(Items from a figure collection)

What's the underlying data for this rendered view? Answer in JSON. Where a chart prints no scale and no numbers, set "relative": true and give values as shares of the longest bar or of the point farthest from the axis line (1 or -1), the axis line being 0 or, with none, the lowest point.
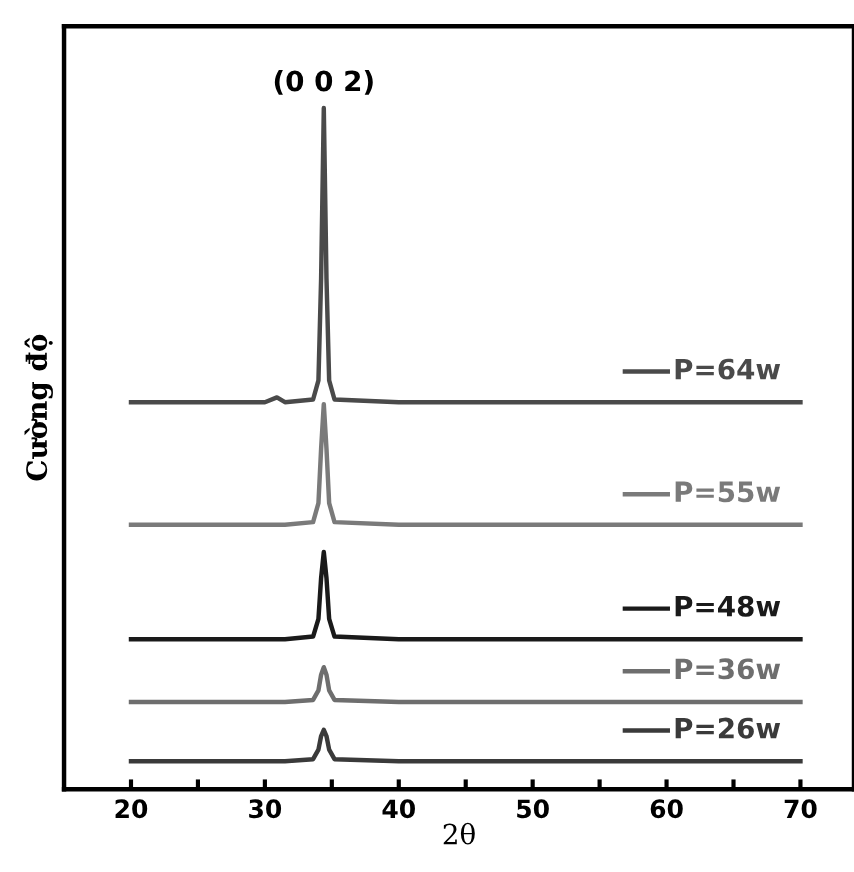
{
  "chart_data": {
    "type": "line",
    "relative": true,
    "xlabel": "2θ",
    "ylabel": "Cường độ",
    "x": [
      20,
      30,
      30.9,
      31.5,
      33.6,
      34.0,
      34.2,
      34.4,
      34.6,
      34.8,
      35.2,
      40,
      70
    ],
    "series": [
      {
        "name": "P=64w",
        "color": "#4a4a4a",
        "values": [
          0.568,
          0.568,
          0.575,
          0.568,
          0.572,
          0.6,
          0.75,
          1.0,
          0.75,
          0.6,
          0.572,
          0.568,
          0.568
        ]
      },
      {
        "name": "P=55w",
        "color": "#7a7a7a",
        "values": [
          0.388,
          0.388,
          0.388,
          0.388,
          0.392,
          0.42,
          0.5,
          0.565,
          0.5,
          0.42,
          0.392,
          0.388,
          0.388
        ]
      },
      {
        "name": "P=48w",
        "color": "#1a1a1a",
        "values": [
          0.22,
          0.22,
          0.22,
          0.22,
          0.224,
          0.25,
          0.31,
          0.348,
          0.31,
          0.25,
          0.224,
          0.22,
          0.22
        ]
      },
      {
        "name": "P=36w",
        "color": "#6e6e6e",
        "values": [
          0.128,
          0.128,
          0.128,
          0.128,
          0.131,
          0.145,
          0.168,
          0.179,
          0.168,
          0.145,
          0.131,
          0.128,
          0.128
        ]
      },
      {
        "name": "P=26w",
        "color": "#3a3a3a",
        "values": [
          0.041,
          0.041,
          0.041,
          0.041,
          0.044,
          0.058,
          0.078,
          0.087,
          0.078,
          0.058,
          0.044,
          0.041,
          0.041
        ]
      }
    ],
    "xlim": [
      15,
      74
    ],
    "xticks": [
      20,
      {
        "value": 25,
        "label": null
      },
      30,
      {
        "value": 35,
        "label": null
      },
      40,
      {
        "value": 45,
        "label": null
      },
      50,
      {
        "value": 55,
        "label": null
      },
      60,
      {
        "value": 65,
        "label": null
      },
      70
    ],
    "annotations": [
      {
        "text": "(0 0 2)",
        "x": 34.4,
        "y": 1.0
      }
    ],
    "grid": false,
    "legend": "right",
    "marker": "none",
    "line_style": "solid"
  }
}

→ **WORK TO BE COMPLETED**: Report the number of lines above that contain the word "relative", and only that number.

→ **RESULT OF THIS TASK**: 2